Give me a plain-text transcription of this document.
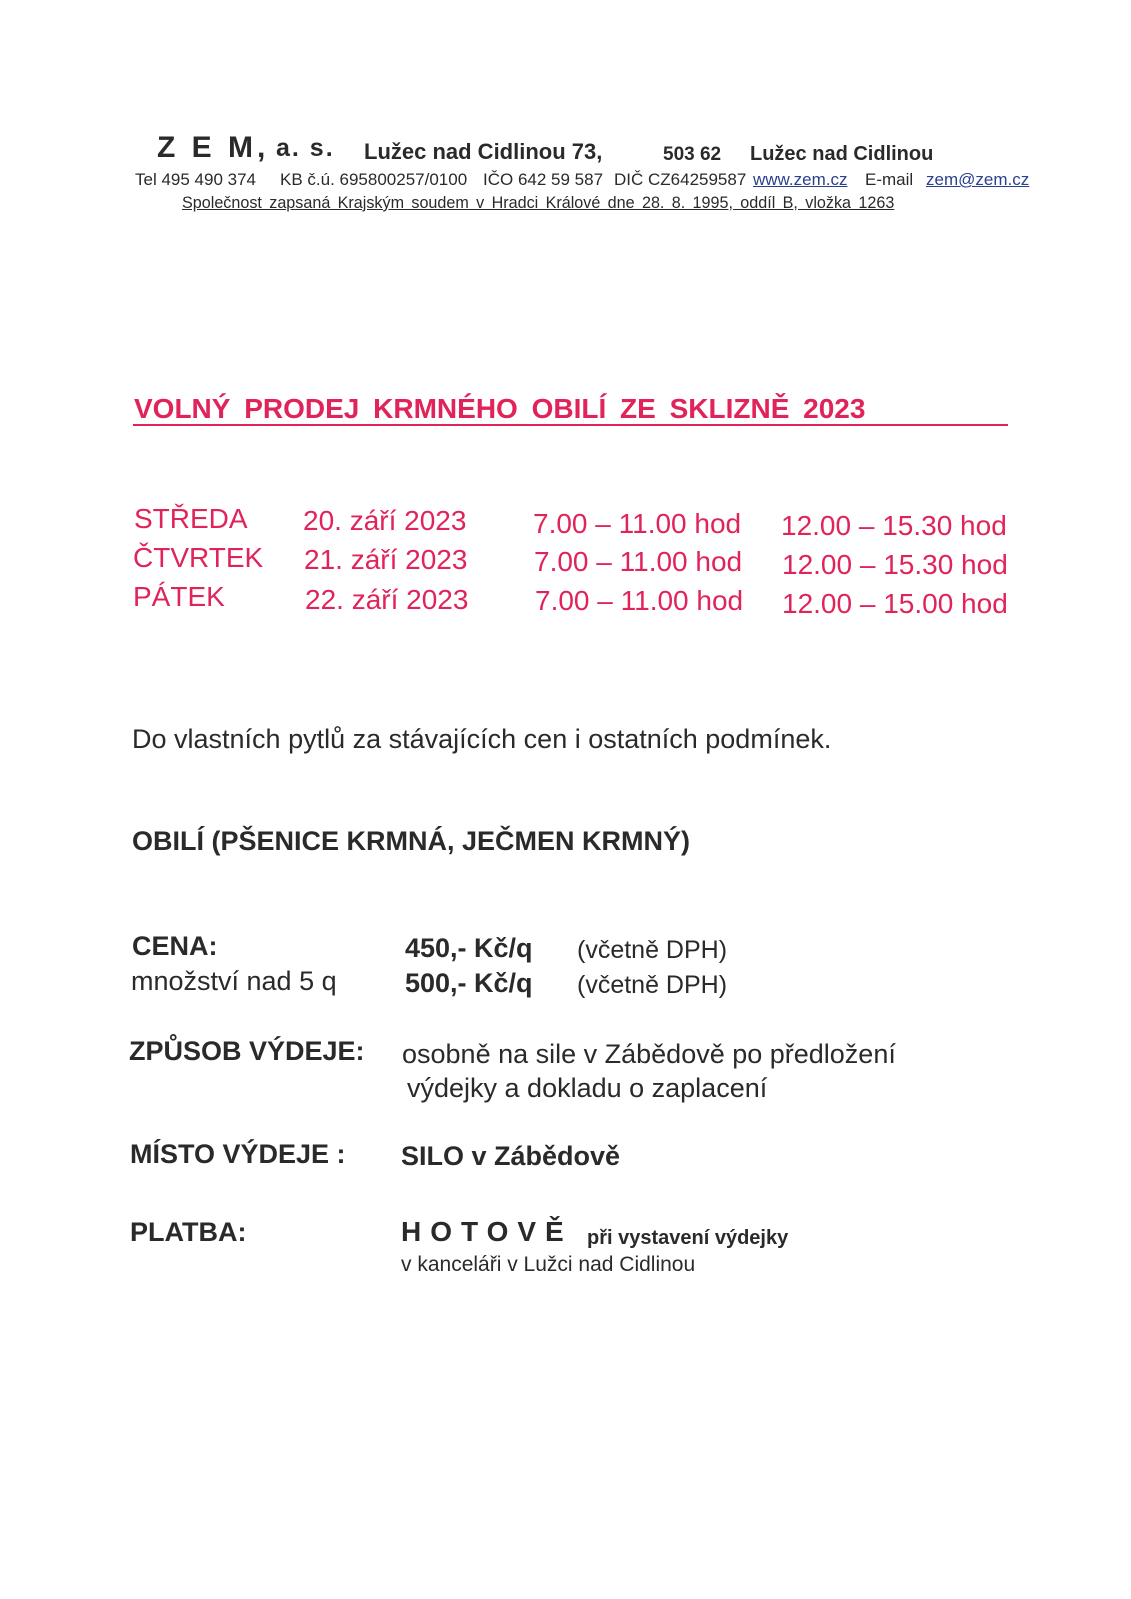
Z E M, a. s. Lužec nad Cidlinou 73,	503 62 Lužec nad Cidlinou
Tel 495 490 374 KB č.ú. 695800257/0100 IČO 642 59 587 DIČ CZ64259587 www.zem.cz E-mail zem@zem.cz
Společnost zapsaná Krajským soudem v Hradci Králové dne 28. 8. 1995, oddíl B, vložka 1263
VOLNÝ PRODEJ KRMNÉHO OBILÍ ZE SKLIZNĚ 2023
STŘEDA 20. září 2023 7.00 – 11.00 hod 12.00 – 15.30 hod
ČTVRTEK 21. září 2023 7.00 – 11.00 hod 12.00 – 15.30 hod
PÁTEK	22. září 2023 7.00 – 11.00 hod 12.00 – 15.00 hod
Do vlastních pytlů za stávajících cen i ostatních podmínek.
OBILÍ (PŠENICE KRMNÁ, JEČMEN KRMNÝ)
CENA:	450,- Kč/q (včetně DPH)
množství nad 5 q	500,- Kč/q (včetně DPH)
ZPŮSOB VÝDEJE: osobně na sile v Zábědově po předložení
výdejky a dokladu o zaplacení
MÍSTO VÝDEJE : SILO v Zábědově
PLATBA:	HOTOVĚ při vystavení výdejky
v kanceláři v Lužci nad Cidlinou
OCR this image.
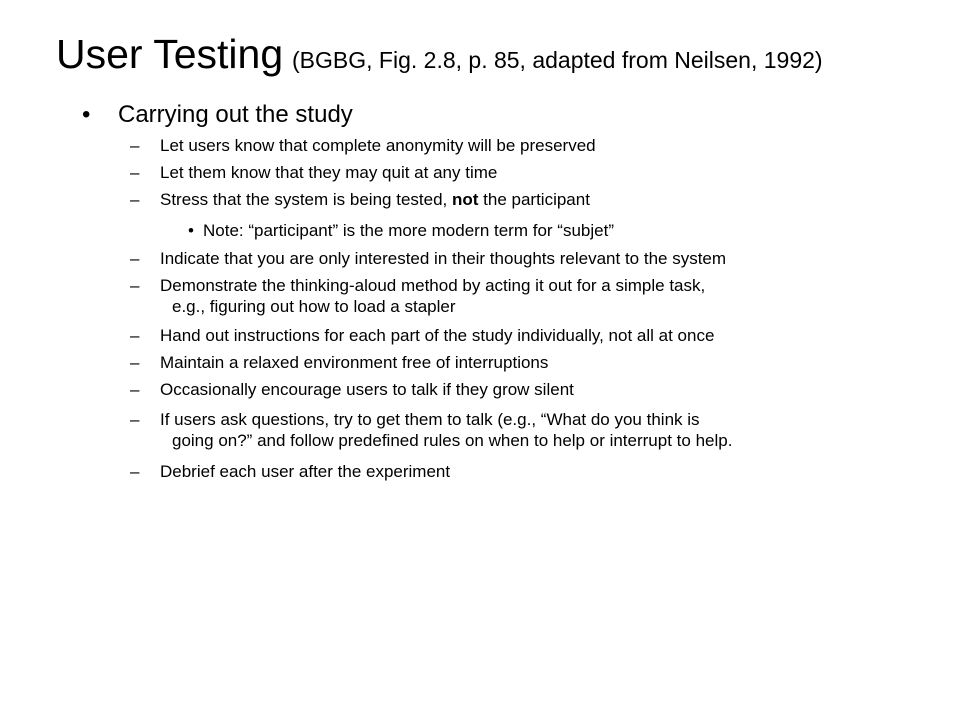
User Testing (BGBG, Fig. 2.8, p. 85, adapted from Neilsen, 1992)
• Carrying out the study
– Let users know that complete anonymity will be preserved
– Let them know that they may quit at any time
– Stress that the system is being tested, not the participant
• Note: “participant” is the more modern term for “subjet”
– Indicate that you are only interested in their thoughts relevant to the system
– Demonstrate the thinking-aloud method by acting it out for a simple task,
e.g., figuring out how to load a stapler
– Hand out instructions for each part of the study individually, not all at once
– Maintain a relaxed environment free of interruptions
– Occasionally encourage users to talk if they grow silent
– If users ask questions, try to get them to talk (e.g., “What do you think is
going on?” and follow predefined rules on when to help or interrupt to help.
– Debrief each user after the experiment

*WHAT IS ASKED:* Without including the pictures, return each record above exactly as it stands.

*THE RESPONSE:*
Give me a plain-text transcription of this document.
Z E M, a. s. Lužec nad Cidlinou 73,	503 62 Lužec nad Cidlinou
Tel 495 490 374 KB č.ú. 695800257/0100 IČO 642 59 587 DIČ CZ64259587 www.zem.cz E-mail zem@zem.cz
Společnost zapsaná Krajským soudem v Hradci Králové dne 28. 8. 1995, oddíl B, vložka 1263
VOLNÝ PRODEJ KRMNÉHO OBILÍ ZE SKLIZNĚ 2023
STŘEDA 20. září 2023 7.00 – 11.00 hod 12.00 – 15.30 hod
ČTVRTEK 21. září 2023 7.00 – 11.00 hod 12.00 – 15.30 hod
PÁTEK	22. září 2023 7.00 – 11.00 hod 12.00 – 15.00 hod
Do vlastních pytlů za stávajících cen i ostatních podmínek.
OBILÍ (PŠENICE KRMNÁ, JEČMEN KRMNÝ)
CENA:	450,- Kč/q (včetně DPH)
množství nad 5 q	500,- Kč/q (včetně DPH)
ZPŮSOB VÝDEJE: osobně na sile v Zábědově po předložení
výdejky a dokladu o zaplacení
MÍSTO VÝDEJE : SILO v Zábědově
PLATBA:	HOTOVĚ při vystavení výdejky
v kanceláři v Lužci nad Cidlinou
OCR this image.
User Testing (BGBG, Fig. 2.8, p. 85, adapted from Neilsen, 1992)
• Carrying out the study
– Let users know that complete anonymity will be preserved
– Let them know that they may quit at any time
– Stress that the system is being tested, not the participant
• Note: “participant” is the more modern term for “subjet”
– Indicate that you are only interested in their thoughts relevant to the system
– Demonstrate the thinking-aloud method by acting it out for a simple task,
e.g., figuring out how to load a stapler
– Hand out instructions for each part of the study individually, not all at once
– Maintain a relaxed environment free of interruptions
– Occasionally encourage users to talk if they grow silent
– If users ask questions, try to get them to talk (e.g., “What do you think is
going on?” and follow predefined rules on when to help or interrupt to help.
– Debrief each user after the experiment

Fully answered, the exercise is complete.